| Exercise |
Scan the listing below and copy every line holding "Materials".

(Source records)

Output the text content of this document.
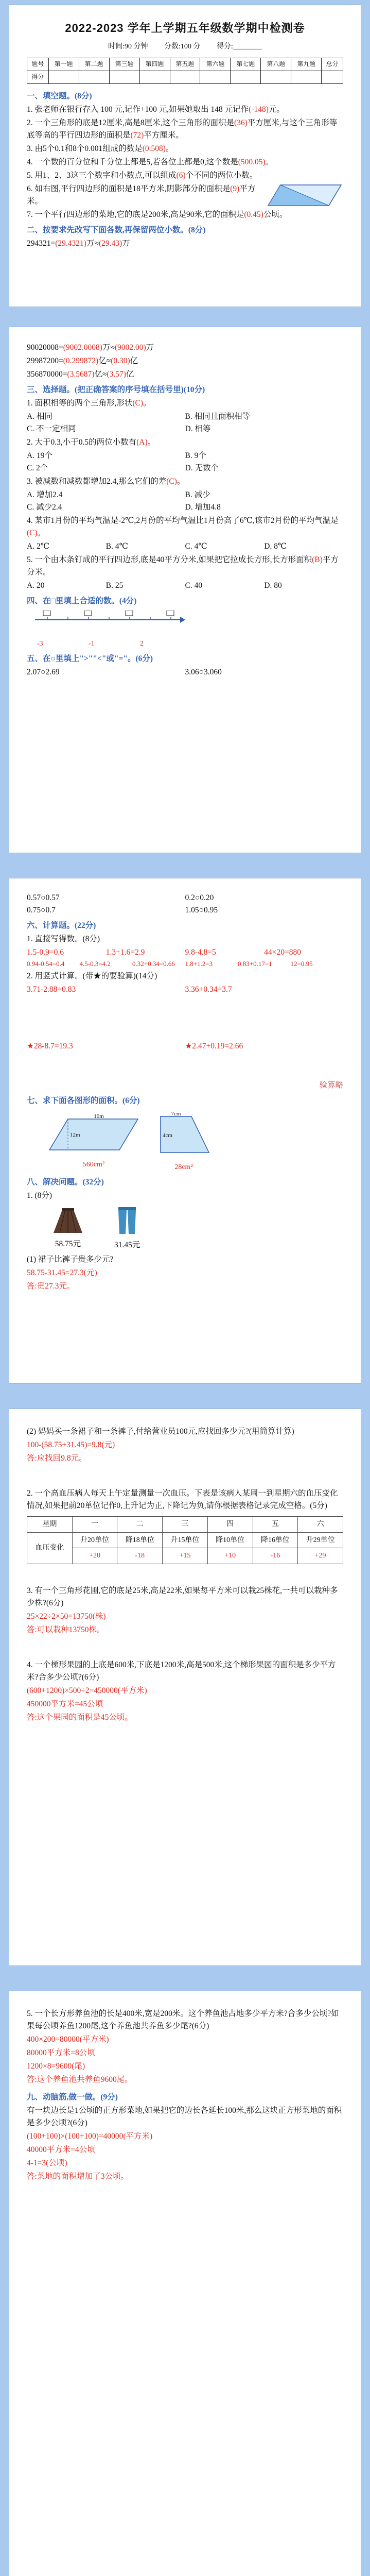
2022-2023 学年上学期五年级数学期中检测卷
时间:90 分钟 分数:100 分 得分:________
题号	第一题	第二题	第三题	第四题	第五题	第六题	第七题	第八题	第九题	总分
得分										
一、填空题。(8分)
1. 张老师在银行存入 100 元,记作+100 元,如果她取出 148 元记作(-148)元。
2. 一个三角形的底是12厘米,高是8厘米,这个三角形的面积是(36)平方厘米,与这个三角形等底等高的平行四边形的面积是(72)平方厘米。
3. 由5个0.1和8个0.001组成的数是(0.508)。
4. 一个数的百分位和千分位上都是5,若各位上都是0,这个数是(500.05)。
5. 用1、2、3这三个数字和小数点,可以组成(6)个不同的两位小数。
6. 如右图,平行四边形的面积是18平方米,阴影部分的面积是(9)平方米。
7. 一个平行四边形的菜地,它的底是200米,高是90米,它的面积是(0.45)公顷。
二、按要求先改写下面各数,再保留两位小数。(8分)
294321=(29.4321)万≈(29.43)万
90020008=(9002.0008)万≈(9002.00)万
29987200=(0.299872)亿≈(0.30)亿
356870000=(3.5687)亿≈(3.57)亿
三、选择题。(把正确答案的序号填在括号里)(10分)
1. 面积相等的两个三角形,形状(C)。
A. 相同	B. 相同且面积相等
C. 不一定相同	D. 相等
2. 大于0.3,小于0.5的两位小数有(A)。
A. 19个	B. 9个
C. 2个	D. 无数个
3. 被减数和减数都增加2.4,那么它们的差(C)。
A. 增加2.4	B. 减少
C. 减少2.4	D. 增加4.8
4. 某市1月份的平均气温是-2℃,2月份的平均气温比1月份高了6℃,该市2月份的平均气温是(C)。
A. 2℃	B. 4℃	C. 4℃	D. 8℃
5. 一个由木条钉成的平行四边形,底是40平方分米,如果把它拉成长方形,长方形面积(B)平方分米。
A. 20	B. 25	C. 40	D. 80
四、在□里填上合适的数。(4分)
-3	-1	2
五、在○里填上">""<"或"="。(6分)
2.07○2.69	3.06○3.060
0.57○0.57	0.2○0.20
0.75○0.7	1.05○0.95
六、计算题。(22分)
1. 直接写得数。(8分)
1.5-0.9=0.6	1.3+1.6=2.9	9.8-4.8=5	44×20=880
0.94-0.54=0.4	4.5-0.3=4.2	0.32+0.34=0.66	1.8+1.2=3	0.83+0.17=1	12=0.95
2. 用竖式计算。(带★的要验算)(14分)
3.71-2.88=0.83	3.36+0.34=3.7
★28-8.7=19.3	★2.47+0.19=2.66
验算略
七、求下面各图形的面积。(6分)
10m
12m
560cm²
7cm
4cm
28cm²
八、解决问题。(32分)
1. (8分)
58.75元	31.45元
(1) 裙子比裤子贵多少元?
58.75-31.45=27.3(元)
答:贵27.3元。
(2) 妈妈买一条裙子和一条裤子,付给营业员100元,应找回多少元?(用简算计算)
100-(58.75+31.45)=9.8(元)
答:应找回9.8元。
2. 一个高血压病人每天上午定量测量一次血压。下表是该病人某周一到星期六的血压变化情况,如果把前20单位记作0,上升记为正,下降记为负,请你根据表格记录完成空格。(5分)
星期	一	二	三	四	五	六
血压变化	升20单位	降18单位	升15单位	降10单位	降16单位	升29单位
	+20	-18	+15	+10	-16	+29
3. 有一个三角形花圃,它的底是25米,高是22米,如果每平方米可以栽25株花,一共可以栽种多少株?(6分)
25×22÷2×50=13750(株)
答:可以栽种13750株。
4. 一个梯形果园的上底是600米,下底是1200米,高是500米,这个梯形果园的面积是多少平方米?合多少公顷?(6分)
(600+1200)×500÷2=450000(平方米)
450000平方米=45公顷
答:这个果园的面积是45公顷。
5. 一个长方形养鱼池的长是400米,宽是200米。这个养鱼池占地多少平方米?合多少公顷?如果每公顷养鱼1200尾,这个养鱼池共养鱼多少尾?(6分)
400×200=80000(平方米)
80000平方米=8公顷
1200×8=9600(尾)
答:这个养鱼池共养鱼9600尾。
九、动脑筋,做一做。(9分)
有一块边长是1公顷的正方形菜地,如果把它的边长各延长100米,那么这块正方形菜地的面积是多少公顷?(6分)
(100+100)×(100+100)=40000(平方米)
40000平方米=4公顷
4-1=3(公顷)
答:菜地的面积增加了3公顷。
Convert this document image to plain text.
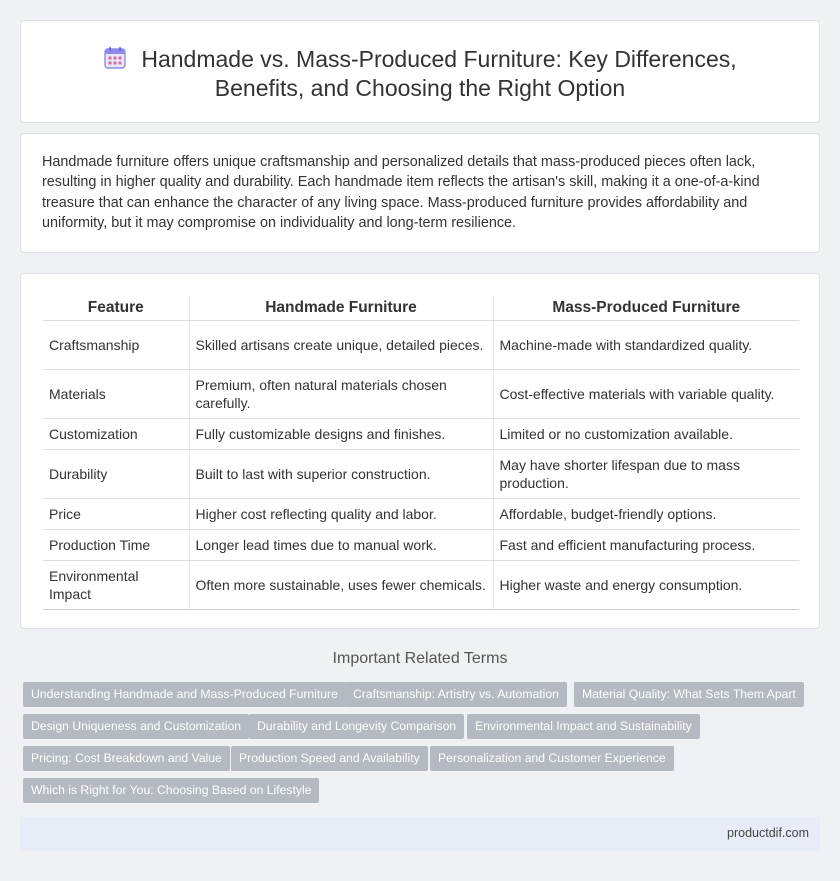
Handmade vs. Mass-Produced Furniture: Key Differences,
Benefits, and Choosing the Right Option

Handmade furniture offers unique craftsmanship and personalized details that mass-produced pieces often lack, resulting in higher quality and durability. Each handmade item reflects the artisan's skill, making it a one-of-a-kind treasure that can enhance the character of any living space. Mass-produced furniture provides affordability and uniformity, but it may compromise on individuality and long-term resilience.

Feature	Handmade Furniture	Mass-Produced Furniture
Craftsmanship	Skilled artisans create unique, detailed pieces.	Machine-made with standardized quality.
Materials	Premium, often natural materials chosen carefully.	Cost-effective materials with variable quality.
Customization	Fully customizable designs and finishes.	Limited or no customization available.
Durability	Built to last with superior construction.	May have shorter lifespan due to mass production.
Price	Higher cost reflecting quality and labor.	Affordable, budget-friendly options.
Production Time	Longer lead times due to manual work.	Fast and efficient manufacturing process.
Environmental Impact	Often more sustainable, uses fewer chemicals.	Higher waste and energy consumption.
Important Related Terms
Understanding Handmade and Mass-Produced Furniture	Craftsmanship: Artistry vs. Automation	Material Quality: What Sets Them Apart
Design Uniqueness and Customization	Durability and Longevity Comparison	Environmental Impact and Sustainability
Pricing: Cost Breakdown and Value	Production Speed and Availability	Personalization and Customer Experience
Which is Right for You: Choosing Based on Lifestyle
productdif.com
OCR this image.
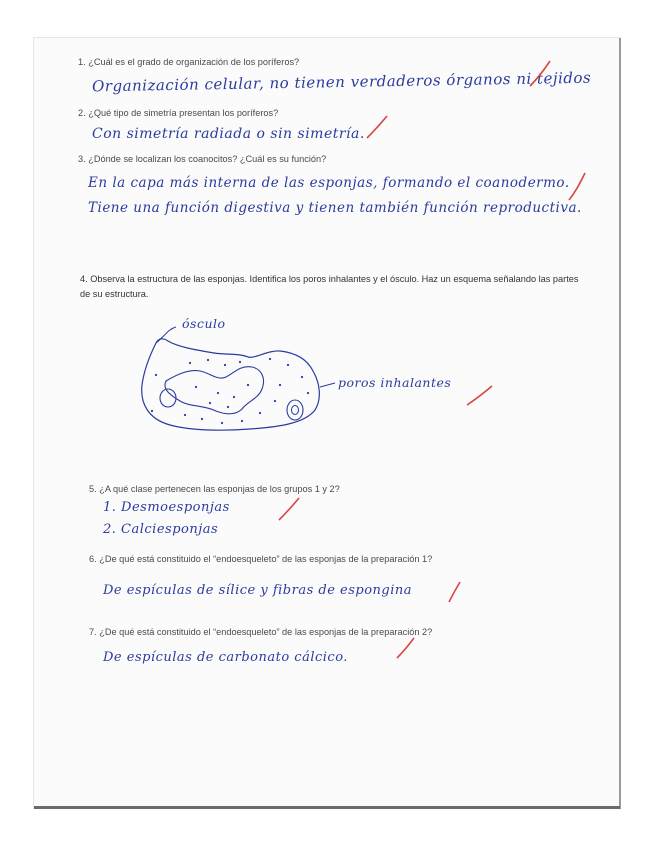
1. ¿Cuál es el grado de organización de los poríferos?
Organización celular, no tienen verdaderos órganos ni tejidos
2. ¿Qué tipo de simetría presentan los poríferos?
Con simetría radiada o sin simetría.
3. ¿Dónde se localizan los coanocitos? ¿Cuál es su función?
En la capa más interna de las esponjas, formando el coanodermo.
Tiene una función digestiva y tienen también función reproductiva.
4. Observa la estructura de las esponjas. Identifica los poros inhalantes y el ósculo. Haz un esquema señalando las partes de su estructura.
ósculo
poros inhalantes
5. ¿A qué clase pertenecen las esponjas de los grupos 1 y 2?
1. Desmoesponjas
2. Calciesponjas
6. ¿De qué está constituido el “endoesqueleto” de las esponjas de la preparación 1?
De espículas de sílice y fibras de espongina
7. ¿De qué está constituido el “endoesqueleto” de las esponjas de la preparación 2?
De espículas de carbonato cálcico.
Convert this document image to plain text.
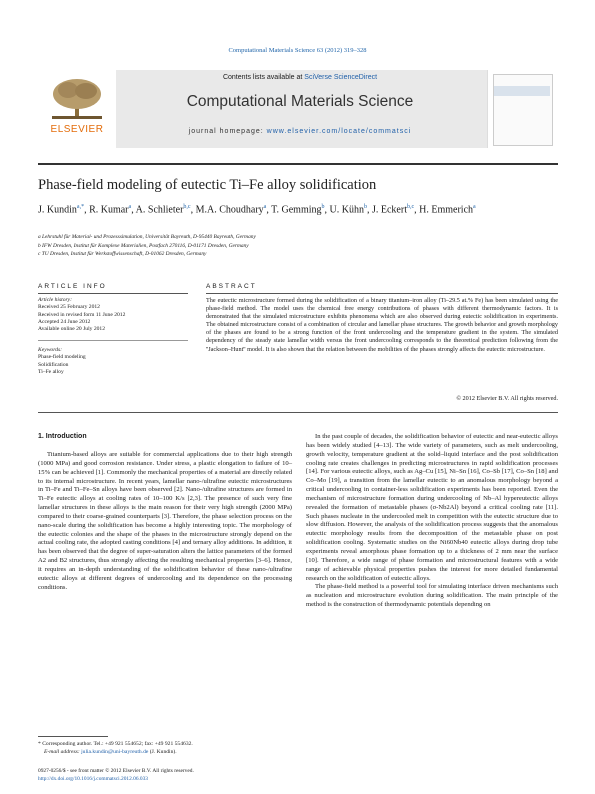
Computational Materials Science 63 (2012) 319–328
ELSEVIER
Contents lists available at SciVerse ScienceDirect
Computational Materials Science
journal homepage: www.elsevier.com/locate/commatsci
Phase-field modeling of eutectic Ti–Fe alloy solidification
J. Kundin$^{a,*}$, R. Kumar$^a$, A. Schlieter$^{b,c}$, M.A. Choudhary$^a$, T. Gemming$^b$, U. Kühn$^b$, J. Eckert$^{b,c}$, H. Emmerich$^a$
a Lehrstuhl für Material- und Prozesssimulation, Universität Bayreuth, D-95440 Bayreuth, Germany
b IFW Dresden, Institut für Komplexe Materialien, Postfach 270116, D-01171 Dresden, Germany
c TU Dresden, Institut für Werkstoffwissenschaft, D-01062 Dresden, Germany
ARTICLE INFO	ABSTRACT
Article history:
Received 25 February 2012
Received in revised form 11 June 2012
Accepted 24 June 2012
Available online 20 July 2012
Keywords:
Phase-field modeling
Solidification
Ti–Fe alloy
The eutectic microstructure formed during the solidification of a binary titanium–iron alloy (Ti–29.5 at.% Fe) has been simulated using the phase-field method. The model uses the chemical free energy contributions of phases with different thermodynamic factors. It is demonstrated that the simulated microstructure exhibits phenomena which are also observed during eutectic solidification in experiments. The obtained microstructure consist of a combination of circular and lamellar phase structures. The growth behavior and growth morphology of the phases are found to be a strong function of the front undercooling and the temperature gradient in the system. The simulated dependency of the steady state lamellar width versus the front undercooling corresponds to the theoretical prediction following from the ''Jackson–Hunt'' model. It is also shown that the relation between the mobilities of the phases strongly affects the eutectic microstructure.
© 2012 Elsevier B.V. All rights reserved.
1. Introduction

Titanium-based alloys are suitable for commercial applications due to their high strength (1000 MPa) and good corrosion resistance. Under stress, a plastic elongation to failure of 10–15% can be achieved [1]. Commonly the mechanical properties of a material are directly related to its internal microstructure. In recent years, lamellar nano-/ultrafine eutectic microstructures in Ti–Fe and Ti–Fe–Sn alloys have been observed [2]. Nano-/ultrafine structures are formed in Ti–Fe eutectic alloys at cooling rates of 10–100 K/s [2,3]. The presence of such very fine lamellar structures in these alloys is the main reason for their very high strength (2000 MPa) compared to their coarse-grained counterparts [3]. Therefore, the phase selection process on the nano-scale during the solidification has become a highly interesting topic. The morphology of the eutectic colonies and the shape of the phases in the microstructure strongly depend on the actual cooling rate, the adopted casting conditions [4] and ternary alloy additions. In addition, it has been observed that the degree of super-saturation alters the lattice parameters of the formed A2 and B2 structures, thus strongly affecting the resulting mechanical properties [3–6]. Hence, it requires an in-depth understanding of the solidification behavior of these nano-/ultrafine eutectic alloys at different degrees of undercooling and its dependence on the processing conditions.

In the past couple of decades, the solidification behavior of eutectic and near-eutectic alloys has been widely studied [4–13]. The wide variety of parameters, such as melt undercooling, growth velocity, temperature gradient at the solid–liquid interface and the post solidification cooling rate creates challenges in predicting microstructures in rapid solidification processes [14]. For various eutectic alloys, such as Ag–Cu [15], Ni–Sn [16], Co–Sb [17], Co–Sn [18] and Co–Mo [19], a transition from the lamellar eutectic to an anomalous morphology beyond a critical undercooling in container-less solidification experiments has been reported. Even the mechanism of microstructure formation during undercooling of Nb–Al hypereutectic alloys revealed the formation of metastable phases (σ-Nb2Al) beyond a critical cooling rate [11]. Such phases nucleate in the undercooled melt in competition with the eutectic structure due to slow diffusion. However, the analysis of the solidification process suggests that the anomalous eutectic morphology results from the decomposition of the metastable phase on post solidification cooling. Systematic studies on the Ni60Nb40 eutectic alloys during drop tube experiments reveal amorphous phase formation up to a thickness of 2 mm near the surface [10]. Therefore, a wide range of phase formation and microstructural features with a wide range of achievable physical properties pushes the interest for more detailed fundamental research on the solidification of eutectic alloys.

The phase-field method is a powerful tool for simulating interface driven mechanisms such as nucleation and microstructure evolution during solidification. The main principle of the method is the construction of thermodynamic potentials depending on

* Corresponding author. Tel.: +49 921 554652; fax: +49 921 554632.
E-mail address: julia.kundin@uni-bayreuth.de (J. Kundin).
0927-0256/$ - see front matter © 2012 Elsevier B.V. All rights reserved.
http://dx.doi.org/10.1016/j.commatsci.2012.06.033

| Task output |
Materials	Premium, often natural materials chosen carefully.	Cost-effective materials with variable quality.
Computational Materials Science 63 (2012) 319–328
Computational Materials Science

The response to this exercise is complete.